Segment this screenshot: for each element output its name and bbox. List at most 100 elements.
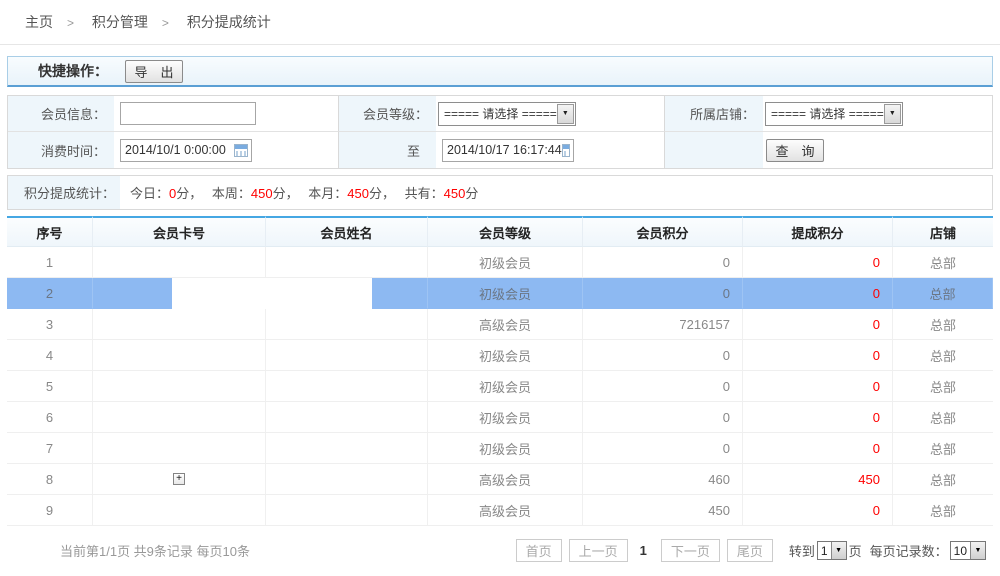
cell-name (266, 309, 428, 340)
table-header: 序号 会员卡号 会员姓名 会员等级 会员积分 提成积分 店铺 (7, 216, 993, 247)
calendar-icon[interactable] (562, 144, 570, 157)
cell-points: 0 (583, 247, 743, 278)
table-row[interactable]: 7 初级会员 0 0 总部 (7, 433, 993, 464)
cell-points: 0 (583, 433, 743, 464)
time-from-input[interactable]: 2014/10/1 0:00:00 (120, 139, 252, 162)
table-footer: 当前第1/1页 共9条记录 每页10条 首页 上一页 1 下一页 尾页 转到 1… (0, 526, 1000, 562)
store-cell: ===== 请选择 ===== ▼ (763, 96, 992, 132)
cell-name (266, 371, 428, 402)
cell-name (266, 433, 428, 464)
member-level-label: 会员等级： (338, 96, 436, 132)
col-header-card: 会员卡号 (93, 216, 266, 247)
cell-card (93, 371, 266, 402)
per-page-label: 每页记录数： (870, 541, 948, 560)
cell-level: 初级会员 (428, 371, 583, 402)
col-header-commission: 提成积分 (743, 216, 893, 247)
table-row[interactable]: 1 初级会员 0 0 总部 (7, 247, 993, 278)
table-row[interactable]: 4 初级会员 0 0 总部 (7, 340, 993, 371)
breadcrumb-current-page: 积分提成统计 (187, 14, 271, 30)
time-to-input[interactable]: 2014/10/17 16:17:44 (442, 139, 574, 162)
cell-card (93, 402, 266, 433)
export-button[interactable]: 导 出 (125, 60, 183, 83)
table-row[interactable]: 8 + 高级会员 460 450 总部 (7, 464, 993, 495)
table-body: 1 初级会员 0 0 总部 2 初级会员 0 0 总部 3 (7, 247, 993, 526)
page-summary: 当前第1/1页 共9条记录 每页10条 (60, 541, 250, 560)
cell-card (93, 340, 266, 371)
stats-items: 今日：0分， 本周：450分， 本月：450分， 共有：450分 (120, 183, 484, 202)
time-to-cell: 2014/10/17 16:17:44 (436, 132, 664, 168)
cell-level: 高级会员 (428, 309, 583, 340)
chevron-down-icon[interactable]: ▼ (884, 104, 901, 124)
cell-store: 总部 (893, 464, 993, 495)
cell-store: 总部 (893, 402, 993, 433)
chevron-down-icon[interactable]: ▼ (970, 542, 985, 559)
cell-points: 0 (583, 278, 743, 309)
goto-label: 转到 (789, 541, 815, 560)
goto-page-select[interactable]: 1 ▼ (817, 541, 847, 560)
breadcrumb-home[interactable]: 主页 (25, 14, 53, 30)
table-row[interactable]: 5 初级会员 0 0 总部 (7, 371, 993, 402)
breadcrumb-points-management[interactable]: 积分管理 (92, 14, 148, 30)
col-header-name: 会员姓名 (266, 216, 428, 247)
cell-card (93, 309, 266, 340)
table-row[interactable]: 3 高级会员 7216157 0 总部 (7, 309, 993, 340)
stats-bar: 积分提成统计： 今日：0分， 本周：450分， 本月：450分， 共有：450分 (7, 175, 993, 210)
member-level-select[interactable]: ===== 请选择 ===== ▼ (438, 102, 576, 126)
breadcrumb-separator: > (67, 16, 74, 30)
cell-level: 初级会员 (428, 278, 583, 309)
quick-actions-label: 快捷操作： (38, 61, 108, 81)
cell-commission: 0 (743, 371, 893, 402)
points-commission-page: 主页 > 积分管理 > 积分提成统计 快捷操作： 导 出 会员信息： 会员等级： =… (0, 0, 1000, 576)
cell-commission: 0 (743, 309, 893, 340)
cell-store: 总部 (893, 433, 993, 464)
cell-name (266, 464, 428, 495)
cell-commission: 450 (743, 464, 893, 495)
table-row[interactable]: 9 高级会员 450 0 总部 (7, 495, 993, 526)
cell-name (266, 402, 428, 433)
goto-page-value: 1 (818, 544, 831, 558)
member-info-cell (114, 96, 338, 132)
prev-page-button[interactable]: 上一页 (569, 539, 628, 562)
cell-index: 9 (7, 495, 93, 526)
table-row[interactable]: 6 初级会员 0 0 总部 (7, 402, 993, 433)
cell-index: 2 (7, 278, 93, 309)
stats-label: 积分提成统计： (8, 176, 120, 209)
chevron-down-icon[interactable]: ▼ (557, 104, 574, 124)
per-page-select[interactable]: 10 ▼ (950, 541, 986, 560)
redaction-overlay (172, 278, 372, 309)
cell-commission: 0 (743, 278, 893, 309)
time-to-value: 2014/10/17 16:17:44 (443, 143, 562, 157)
member-level-selected-value: ===== 请选择 ===== (439, 105, 557, 122)
search-button[interactable]: 查 询 (766, 139, 824, 162)
commission-table: 序号 会员卡号 会员姓名 会员等级 会员积分 提成积分 店铺 1 初级会员 0 … (7, 216, 993, 526)
member-info-input[interactable] (120, 102, 256, 125)
member-info-label: 会员信息： (8, 96, 114, 132)
filter-form: 会员信息： 会员等级： ===== 请选择 ===== ▼ 所属店铺： ====… (7, 95, 993, 169)
cell-level: 初级会员 (428, 433, 583, 464)
stats-week: 本周：450分， (212, 186, 299, 201)
table-row[interactable]: 2 初级会员 0 0 总部 (7, 278, 993, 309)
cell-index: 3 (7, 309, 93, 340)
search-cell: 查 询 (763, 132, 992, 168)
store-select[interactable]: ===== 请选择 ===== ▼ (765, 102, 903, 126)
last-page-button[interactable]: 尾页 (727, 539, 773, 562)
per-page-value: 10 (951, 544, 970, 558)
expand-icon[interactable]: + (173, 473, 185, 485)
stats-today: 今日：0分， (130, 186, 202, 201)
breadcrumb-separator: > (162, 16, 169, 30)
next-page-button[interactable]: 下一页 (661, 539, 720, 562)
col-header-level: 会员等级 (428, 216, 583, 247)
cell-level: 高级会员 (428, 464, 583, 495)
cell-commission: 0 (743, 495, 893, 526)
cell-index: 6 (7, 402, 93, 433)
calendar-icon[interactable] (234, 144, 248, 157)
quick-actions-bar: 快捷操作： 导 出 (7, 56, 993, 87)
first-page-button[interactable]: 首页 (516, 539, 562, 562)
cell-index: 1 (7, 247, 93, 278)
cell-card (93, 247, 266, 278)
cell-level: 初级会员 (428, 402, 583, 433)
cell-points: 7216157 (583, 309, 743, 340)
chevron-down-icon[interactable]: ▼ (831, 542, 846, 559)
to-label: 至 (339, 141, 428, 160)
cell-commission: 0 (743, 402, 893, 433)
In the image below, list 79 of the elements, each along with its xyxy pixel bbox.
-------
**What you have to do**
Express every line of all the entries above as a JSON list of strings, one string per line, leaving out blank lines and the pictures.

**Response**
[
  "Segment this screenshot: for each element output its name and bbox. List at most 100 elements.",
  "cell-name (266, 309, 428, 340)",
  "table-header: 序号 会员卡号 会员姓名 会员等级 会员积分 提成积分 店铺 (7, 216, 993, 247)",
  "calendar-icon[interactable] (562, 144, 570, 157)",
  "cell-points: 0 (583, 247, 743, 278)",
  "table-row[interactable]: 7 初级会员 0 0 总部 (7, 433, 993, 464)",
  "cell-points: 0 (583, 433, 743, 464)",
  "time-from-input[interactable]: 2014/10/1 0:00:00 (120, 139, 252, 162)",
  "table-footer: 当前第1/1页 共9条记录 每页10条 首页 上一页 1 下一页 尾页 转到 1… (0, 526, 1000, 562)",
  "store-cell: ===== 请选择 ===== ▼ (763, 96, 992, 132)",
  "cell-name (266, 371, 428, 402)",
  "cell-name (266, 433, 428, 464)",
  "member-level-label: 会员等级： (338, 96, 436, 132)",
  "col-header-card: 会员卡号 (93, 216, 266, 247)",
  "cell-card (93, 371, 266, 402)",
  "per-page-label: 每页记录数： (870, 541, 948, 560)",
  "cell-level: 初级会员 (428, 371, 583, 402)",
  "col-header-commission: 提成积分 (743, 216, 893, 247)",
  "table-row[interactable]: 1 初级会员 0 0 总部 (7, 247, 993, 278)",
  "table-row[interactable]: 4 初级会员 0 0 总部 (7, 340, 993, 371)",
  "breadcrumb-current-page: 积分提成统计 (187, 14, 271, 30)",
  "time-to-input[interactable]: 2014/10/17 16:17:44 (442, 139, 574, 162)",
  "cell-card (93, 402, 266, 433)",
  "export-button[interactable]: 导 出 (125, 60, 183, 83)",
  "table-row[interactable]: 8 + 高级会员 460 450 总部 (7, 464, 993, 495)",
  "table-body: 1 初级会员 0 0 总部 2 初级会员 0 0 总部 3 (7, 247, 993, 526)",
  "page-summary: 当前第1/1页 共9条记录 每页10条 (60, 541, 250, 560)",
  "cell-card (93, 340, 266, 371)",
  "stats-items: 今日：0分， 本周：450分， 本月：450分， 共有：450分 (120, 183, 484, 202)",
  "time-to-cell: 2014/10/17 16:17:44 (436, 132, 664, 168)",
  "cell-level: 高级会员 (428, 309, 583, 340)",
  "chevron-down-icon[interactable]: ▼ (884, 104, 901, 124)",
  "cell-store: 总部 (893, 464, 993, 495)",
  "cell-store: 总部 (893, 402, 993, 433)",
  "chevron-down-icon[interactable]: ▼ (970, 542, 985, 559)",
  "cell-points: 0 (583, 278, 743, 309)",
  "goto-label: 转到 (789, 541, 815, 560)",
  "goto-page-select[interactable]: 1 ▼ (817, 541, 847, 560)",
  "breadcrumb-home[interactable]: 主页 (25, 14, 53, 30)",
  "table-row[interactable]: 5 初级会员 0 0 总部 (7, 371, 993, 402)",
  "breadcrumb-points-management[interactable]: 积分管理 (92, 14, 148, 30)",
  "col-header-name: 会员姓名 (266, 216, 428, 247)",
  "cell-card (93, 309, 266, 340)",
  "table-row[interactable]: 3 高级会员 7216157 0 总部 (7, 309, 993, 340)",
  "stats-bar: 积分提成统计： 今日：0分， 本周：450分， 本月：450分， 共有：450分 (7, 175, 993, 210)",
  "member-level-select[interactable]: ===== 请选择 ===== ▼ (438, 102, 576, 126)",
  "breadcrumb-separator: > (67, 16, 74, 30)",
  "cell-level: 初级会员 (428, 278, 583, 309)",
  "quick-actions-label: 快捷操作： (38, 61, 108, 81)",
  "cell-commission: 0 (743, 371, 893, 402)",
  "points-commission-page: 主页 > 积分管理 > 积分提成统计 快捷操作： 导 出 会员信息： 会员等级： =… (0, 0, 1000, 576)",
  "cell-commission: 0 (743, 309, 893, 340)",
  "cell-store: 总部 (893, 433, 993, 464)",
  "cell-name (266, 464, 428, 495)",
  "cell-commission: 450 (743, 464, 893, 495)",
  "table-row[interactable]: 9 高级会员 450 0 总部 (7, 495, 993, 526)",
  "cell-name (266, 402, 428, 433)",
  "goto-page-value: 1 (818, 544, 831, 558)",
  "member-info-cell (114, 96, 338, 132)",
  "prev-page-button[interactable]: 上一页 (569, 539, 628, 562)",
  "cell-index: 9 (7, 495, 93, 526)",
  "table-row[interactable]: 6 初级会员 0 0 总部 (7, 402, 993, 433)",
  "cell-index: 2 (7, 278, 93, 309)",
  "stats-label: 积分提成统计： (8, 176, 120, 209)",
  "chevron-down-icon[interactable]: ▼ (557, 104, 574, 124)",
  "per-page-select[interactable]: 10 ▼ (950, 541, 986, 560)",
  "redaction-overlay (172, 278, 372, 309)",
  "cell-commission: 0 (743, 278, 893, 309)",
  "time-to-value: 2014/10/17 16:17:44 (443, 143, 562, 157)",
  "member-level-selected-value: ===== 请选择 ===== (439, 105, 557, 122)",
  "search-button[interactable]: 查 询 (766, 139, 824, 162)",
  "commission-table: 序号 会员卡号 会员姓名 会员等级 会员积分 提成积分 店铺 1 初级会员 0 … (7, 216, 993, 526)",
  "member-info-input[interactable] (120, 102, 256, 125)",
  "member-info-label: 会员信息： (8, 96, 114, 132)",
  "filter-form: 会员信息： 会员等级： ===== 请选择 ===== ▼ 所属店铺： ====… (7, 95, 993, 169)",
  "cell-level: 初级会员 (428, 433, 583, 464)",
  "stats-week: 本周：450分， (212, 186, 299, 201)",
  "table-row[interactable]: 2 初级会员 0 0 总部 (7, 278, 993, 309)",
  "cell-index: 3 (7, 309, 93, 340)",
  "search-cell: 查 询 (763, 132, 992, 168)",
  "store-select[interactable]: ===== 请选择 ===== ▼ (765, 102, 903, 126)",
  "last-page-button[interactable]: 尾页 (727, 539, 773, 562)",
  "per-page-value: 10 (951, 544, 970, 558)",
  "expand-icon[interactable]: + (173, 473, 185, 485)",
  "stats-today: 今日：0分， (130, 186, 202, 201)",
  "breadcrumb-separator: > (162, 16, 169, 30)",
  "next-page-button[interactable]: 下一页 (661, 539, 720, 562)",
  "col-header-level: 会员等级 (428, 216, 583, 247)",
  "cell-level: 高级会员 (428, 464, 583, 495)",
  "cell-commission: 0 (743, 495, 893, 526)",
  "cell-index: 6 (7, 402, 93, 433)",
  "calendar-icon[interactable] (234, 144, 248, 157)",
  "quick-actions-bar: 快捷操作： 导 出 (7, 56, 993, 87)",
  "first-page-button[interactable]: 首页 (516, 539, 562, 562)",
  "cell-index: 1 (7, 247, 93, 278)",
  "cell-card (93, 247, 266, 278)",
  "cell-level: 初级会员 (428, 402, 583, 433)",
  "cell-points: 7216157 (583, 309, 743, 340)",
  "chevron-down-icon[interactable]: ▼ (831, 542, 846, 559)",
  "to-label: 至 (339, 141, 428, 160)",
  "cell-commission: 0 (743, 402, 893, 433)",
  "In the image below, list 79 of the elements, each along with its xyxy pixel bbox."
]